Could you extract every entry below and reproduce it exactly?

Material for this exercise:
BEGIN

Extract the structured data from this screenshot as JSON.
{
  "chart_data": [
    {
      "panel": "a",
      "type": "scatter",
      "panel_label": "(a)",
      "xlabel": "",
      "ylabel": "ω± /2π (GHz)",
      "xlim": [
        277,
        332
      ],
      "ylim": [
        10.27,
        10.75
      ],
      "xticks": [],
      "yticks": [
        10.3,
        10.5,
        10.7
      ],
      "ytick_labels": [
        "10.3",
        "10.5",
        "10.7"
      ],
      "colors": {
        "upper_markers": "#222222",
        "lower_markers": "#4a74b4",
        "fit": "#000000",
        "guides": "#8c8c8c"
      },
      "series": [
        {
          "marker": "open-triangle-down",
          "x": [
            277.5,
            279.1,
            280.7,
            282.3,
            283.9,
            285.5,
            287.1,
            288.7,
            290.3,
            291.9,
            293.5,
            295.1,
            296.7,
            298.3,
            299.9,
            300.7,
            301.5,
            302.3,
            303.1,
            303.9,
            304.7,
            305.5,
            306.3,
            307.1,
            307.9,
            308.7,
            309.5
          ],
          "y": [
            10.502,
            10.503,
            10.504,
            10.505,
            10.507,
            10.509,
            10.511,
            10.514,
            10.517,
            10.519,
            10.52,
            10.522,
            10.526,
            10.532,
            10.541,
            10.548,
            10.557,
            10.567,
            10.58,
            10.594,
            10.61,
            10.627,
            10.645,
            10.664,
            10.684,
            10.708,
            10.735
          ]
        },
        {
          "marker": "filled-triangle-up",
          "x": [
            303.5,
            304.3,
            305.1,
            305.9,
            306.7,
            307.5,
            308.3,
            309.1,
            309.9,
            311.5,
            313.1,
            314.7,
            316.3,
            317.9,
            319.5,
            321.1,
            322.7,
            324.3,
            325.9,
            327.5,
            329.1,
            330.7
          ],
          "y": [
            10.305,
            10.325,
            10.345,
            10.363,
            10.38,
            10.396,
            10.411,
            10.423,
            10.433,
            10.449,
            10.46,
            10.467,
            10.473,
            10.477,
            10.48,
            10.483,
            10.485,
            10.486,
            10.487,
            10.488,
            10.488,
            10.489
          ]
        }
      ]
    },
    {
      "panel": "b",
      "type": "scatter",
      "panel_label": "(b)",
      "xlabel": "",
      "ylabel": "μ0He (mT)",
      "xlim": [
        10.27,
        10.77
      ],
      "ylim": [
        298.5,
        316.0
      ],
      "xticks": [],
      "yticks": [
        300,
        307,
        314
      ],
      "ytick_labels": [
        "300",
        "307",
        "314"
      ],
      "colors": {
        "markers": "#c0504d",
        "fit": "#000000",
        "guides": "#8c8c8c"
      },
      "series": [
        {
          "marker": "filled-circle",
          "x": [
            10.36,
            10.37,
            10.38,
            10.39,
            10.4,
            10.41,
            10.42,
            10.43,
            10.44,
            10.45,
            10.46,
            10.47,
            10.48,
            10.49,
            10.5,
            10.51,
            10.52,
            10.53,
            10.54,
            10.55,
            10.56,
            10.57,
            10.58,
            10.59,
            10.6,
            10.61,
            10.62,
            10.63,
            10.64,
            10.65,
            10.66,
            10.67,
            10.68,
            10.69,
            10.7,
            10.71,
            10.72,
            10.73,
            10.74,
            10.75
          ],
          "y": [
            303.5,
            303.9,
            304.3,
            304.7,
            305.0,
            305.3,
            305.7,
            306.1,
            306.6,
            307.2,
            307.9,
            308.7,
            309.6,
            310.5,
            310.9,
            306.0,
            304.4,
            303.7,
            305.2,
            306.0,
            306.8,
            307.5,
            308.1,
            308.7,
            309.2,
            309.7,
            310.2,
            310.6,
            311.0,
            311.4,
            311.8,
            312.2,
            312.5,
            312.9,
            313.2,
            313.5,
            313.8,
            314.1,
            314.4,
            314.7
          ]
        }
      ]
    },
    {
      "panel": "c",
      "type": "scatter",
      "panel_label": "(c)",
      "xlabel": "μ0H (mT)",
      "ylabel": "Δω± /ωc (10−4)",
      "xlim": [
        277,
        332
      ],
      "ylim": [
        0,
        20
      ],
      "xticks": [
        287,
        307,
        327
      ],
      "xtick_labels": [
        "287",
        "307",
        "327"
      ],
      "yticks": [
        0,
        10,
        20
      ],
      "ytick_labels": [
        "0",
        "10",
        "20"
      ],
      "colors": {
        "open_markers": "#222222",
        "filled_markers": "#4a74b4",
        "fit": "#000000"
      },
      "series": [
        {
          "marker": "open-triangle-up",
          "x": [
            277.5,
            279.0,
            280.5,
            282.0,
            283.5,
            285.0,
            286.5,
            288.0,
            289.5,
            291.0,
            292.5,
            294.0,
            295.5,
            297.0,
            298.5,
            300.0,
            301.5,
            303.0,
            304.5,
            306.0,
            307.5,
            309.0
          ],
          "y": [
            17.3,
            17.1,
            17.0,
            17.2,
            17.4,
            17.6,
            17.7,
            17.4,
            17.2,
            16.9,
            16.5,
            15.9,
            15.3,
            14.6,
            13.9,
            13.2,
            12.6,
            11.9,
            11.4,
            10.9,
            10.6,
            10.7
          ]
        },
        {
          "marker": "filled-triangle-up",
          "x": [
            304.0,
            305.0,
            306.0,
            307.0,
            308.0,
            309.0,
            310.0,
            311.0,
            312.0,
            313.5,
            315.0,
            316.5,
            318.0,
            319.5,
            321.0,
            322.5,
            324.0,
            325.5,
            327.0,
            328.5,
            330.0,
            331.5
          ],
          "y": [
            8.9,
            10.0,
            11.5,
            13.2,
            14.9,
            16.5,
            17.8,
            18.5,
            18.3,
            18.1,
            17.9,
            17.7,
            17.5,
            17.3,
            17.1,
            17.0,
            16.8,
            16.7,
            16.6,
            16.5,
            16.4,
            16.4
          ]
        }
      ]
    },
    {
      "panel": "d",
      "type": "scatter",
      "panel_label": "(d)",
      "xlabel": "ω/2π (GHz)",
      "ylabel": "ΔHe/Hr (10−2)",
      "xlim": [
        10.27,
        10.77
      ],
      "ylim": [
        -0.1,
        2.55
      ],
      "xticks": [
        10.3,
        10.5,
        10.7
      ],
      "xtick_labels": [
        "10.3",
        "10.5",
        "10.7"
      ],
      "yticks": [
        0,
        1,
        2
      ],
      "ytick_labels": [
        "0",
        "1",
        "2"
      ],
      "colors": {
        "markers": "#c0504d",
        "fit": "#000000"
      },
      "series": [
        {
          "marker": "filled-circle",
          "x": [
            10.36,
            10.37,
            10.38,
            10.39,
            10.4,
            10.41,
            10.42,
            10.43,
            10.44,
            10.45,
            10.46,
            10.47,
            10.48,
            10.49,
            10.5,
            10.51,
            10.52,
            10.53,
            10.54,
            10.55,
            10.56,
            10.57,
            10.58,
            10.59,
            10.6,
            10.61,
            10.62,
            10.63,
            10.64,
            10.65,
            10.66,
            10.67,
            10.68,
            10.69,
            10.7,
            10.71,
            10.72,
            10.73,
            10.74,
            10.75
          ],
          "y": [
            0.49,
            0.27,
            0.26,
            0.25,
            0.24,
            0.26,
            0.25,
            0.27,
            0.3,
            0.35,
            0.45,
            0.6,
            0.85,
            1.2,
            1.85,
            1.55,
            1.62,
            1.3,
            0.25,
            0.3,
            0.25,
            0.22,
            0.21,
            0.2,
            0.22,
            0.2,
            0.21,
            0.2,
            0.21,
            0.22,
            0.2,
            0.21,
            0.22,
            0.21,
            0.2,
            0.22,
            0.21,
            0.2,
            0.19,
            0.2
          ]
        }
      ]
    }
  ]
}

END

Finished task:
Extract the structured data from this screenshot as JSON.
{
  "chart_data": [
    {
      "panel": "a",
      "type": "scatter",
      "panel_label": "(a)",
      "xlabel": "",
      "ylabel": "ω± /2π (GHz)",
      "xlim": [
        277,
        332
      ],
      "ylim": [
        10.27,
        10.75
      ],
      "xticks": [],
      "yticks": [
        10.3,
        10.5,
        10.7
      ],
      "ytick_labels": [
        "10.3",
        "10.5",
        "10.7"
      ],
      "colors": {
        "upper_markers": "#222222",
        "lower_markers": "#4a74b4",
        "fit": "#000000",
        "guides": "#8c8c8c"
      },
      "series": [
        {
          "marker": "open-triangle-down",
          "x": [
            277.5,
            279.1,
            280.7,
            282.3,
            283.9,
            285.5,
            287.1,
            288.7,
            290.3,
            291.9,
            293.5,
            295.1,
            296.7,
            298.3,
            299.9,
            300.7,
            301.5,
            302.3,
            303.1,
            303.9,
            304.7,
            305.5,
            306.3,
            307.1,
            307.9,
            308.7,
            309.5
          ],
          "y": [
            10.502,
            10.503,
            10.504,
            10.505,
            10.507,
            10.509,
            10.511,
            10.514,
            10.517,
            10.519,
            10.52,
            10.522,
            10.526,
            10.532,
            10.541,
            10.548,
            10.557,
            10.567,
            10.58,
            10.594,
            10.61,
            10.627,
            10.645,
            10.664,
            10.684,
            10.708,
            10.735
          ]
        },
        {
          "marker": "filled-triangle-up",
          "x": [
            303.5,
            304.3,
            305.1,
            305.9,
            306.7,
            307.5,
            308.3,
            309.1,
            309.9,
            311.5,
            313.1,
            314.7,
            316.3,
            317.9,
            319.5,
            321.1,
            322.7,
            324.3,
            325.9,
            327.5,
            329.1,
            330.7
          ],
          "y": [
            10.305,
            10.325,
            10.345,
            10.363,
            10.38,
            10.396,
            10.411,
            10.423,
            10.433,
            10.449,
            10.46,
            10.467,
            10.473,
            10.477,
            10.48,
            10.483,
            10.485,
            10.486,
            10.487,
            10.488,
            10.488,
            10.489
          ]
        }
      ]
    },
    {
      "panel": "b",
      "type": "scatter",
      "panel_label": "(b)",
      "xlabel": "",
      "ylabel": "μ0He (mT)",
      "xlim": [
        10.27,
        10.77
      ],
      "ylim": [
        298.5,
        316.0
      ],
      "xticks": [],
      "yticks": [
        300,
        307,
        314
      ],
      "ytick_labels": [
        "300",
        "307",
        "314"
      ],
      "colors": {
        "markers": "#c0504d",
        "fit": "#000000",
        "guides": "#8c8c8c"
      },
      "series": [
        {
          "marker": "filled-circle",
          "x": [
            10.36,
            10.37,
            10.38,
            10.39,
            10.4,
            10.41,
            10.42,
            10.43,
            10.44,
            10.45,
            10.46,
            10.47,
            10.48,
            10.49,
            10.5,
            10.51,
            10.52,
            10.53,
            10.54,
            10.55,
            10.56,
            10.57,
            10.58,
            10.59,
            10.6,
            10.61,
            10.62,
            10.63,
            10.64,
            10.65,
            10.66,
            10.67,
            10.68,
            10.69,
            10.7,
            10.71,
            10.72,
            10.73,
            10.74,
            10.75
          ],
          "y": [
            303.5,
            303.9,
            304.3,
            304.7,
            305.0,
            305.3,
            305.7,
            306.1,
            306.6,
            307.2,
            307.9,
            308.7,
            309.6,
            310.5,
            310.9,
            306.0,
            304.4,
            303.7,
            305.2,
            306.0,
            306.8,
            307.5,
            308.1,
            308.7,
            309.2,
            309.7,
            310.2,
            310.6,
            311.0,
            311.4,
            311.8,
            312.2,
            312.5,
            312.9,
            313.2,
            313.5,
            313.8,
            314.1,
            314.4,
            314.7
          ]
        }
      ]
    },
    {
      "panel": "c",
      "type": "scatter",
      "panel_label": "(c)",
      "xlabel": "μ0H (mT)",
      "ylabel": "Δω± /ωc (10−4)",
      "xlim": [
        277,
        332
      ],
      "ylim": [
        0,
        20
      ],
      "xticks": [
        287,
        307,
        327
      ],
      "xtick_labels": [
        "287",
        "307",
        "327"
      ],
      "yticks": [
        0,
        10,
        20
      ],
      "ytick_labels": [
        "0",
        "10",
        "20"
      ],
      "colors": {
        "open_markers": "#222222",
        "filled_markers": "#4a74b4",
        "fit": "#000000"
      },
      "series": [
        {
          "marker": "open-triangle-up",
          "x": [
            277.5,
            279.0,
            280.5,
            282.0,
            283.5,
            285.0,
            286.5,
            288.0,
            289.5,
            291.0,
            292.5,
            294.0,
            295.5,
            297.0,
            298.5,
            300.0,
            301.5,
            303.0,
            304.5,
            306.0,
            307.5,
            309.0
          ],
          "y": [
            17.3,
            17.1,
            17.0,
            17.2,
            17.4,
            17.6,
            17.7,
            17.4,
            17.2,
            16.9,
            16.5,
            15.9,
            15.3,
            14.6,
            13.9,
            13.2,
            12.6,
            11.9,
            11.4,
            10.9,
            10.6,
            10.7
          ]
        },
        {
          "marker": "filled-triangle-up",
          "x": [
            304.0,
            305.0,
            306.0,
            307.0,
            308.0,
            309.0,
            310.0,
            311.0,
            312.0,
            313.5,
            315.0,
            316.5,
            318.0,
            319.5,
            321.0,
            322.5,
            324.0,
            325.5,
            327.0,
            328.5,
            330.0,
            331.5
          ],
          "y": [
            8.9,
            10.0,
            11.5,
            13.2,
            14.9,
            16.5,
            17.8,
            18.5,
            18.3,
            18.1,
            17.9,
            17.7,
            17.5,
            17.3,
            17.1,
            17.0,
            16.8,
            16.7,
            16.6,
            16.5,
            16.4,
            16.4
          ]
        }
      ]
    },
    {
      "panel": "d",
      "type": "scatter",
      "panel_label": "(d)",
      "xlabel": "ω/2π (GHz)",
      "ylabel": "ΔHe/Hr (10−2)",
      "xlim": [
        10.27,
        10.77
      ],
      "ylim": [
        -0.1,
        2.55
      ],
      "xticks": [
        10.3,
        10.5,
        10.7
      ],
      "xtick_labels": [
        "10.3",
        "10.5",
        "10.7"
      ],
      "yticks": [
        0,
        1,
        2
      ],
      "ytick_labels": [
        "0",
        "1",
        "2"
      ],
      "colors": {
        "markers": "#c0504d",
        "fit": "#000000"
      },
      "series": [
        {
          "marker": "filled-circle",
          "x": [
            10.36,
            10.37,
            10.38,
            10.39,
            10.4,
            10.41,
            10.42,
            10.43,
            10.44,
            10.45,
            10.46,
            10.47,
            10.48,
            10.49,
            10.5,
            10.51,
            10.52,
            10.53,
            10.54,
            10.55,
            10.56,
            10.57,
            10.58,
            10.59,
            10.6,
            10.61,
            10.62,
            10.63,
            10.64,
            10.65,
            10.66,
            10.67,
            10.68,
            10.69,
            10.7,
            10.71,
            10.72,
            10.73,
            10.74,
            10.75
          ],
          "y": [
            0.49,
            0.27,
            0.26,
            0.25,
            0.24,
            0.26,
            0.25,
            0.27,
            0.3,
            0.35,
            0.45,
            0.6,
            0.85,
            1.2,
            1.85,
            1.55,
            1.62,
            1.3,
            0.25,
            0.3,
            0.25,
            0.22,
            0.21,
            0.2,
            0.22,
            0.2,
            0.21,
            0.2,
            0.21,
            0.22,
            0.2,
            0.21,
            0.22,
            0.21,
            0.2,
            0.22,
            0.21,
            0.2,
            0.19,
            0.2
          ]
        }
      ]
    }
  ]
}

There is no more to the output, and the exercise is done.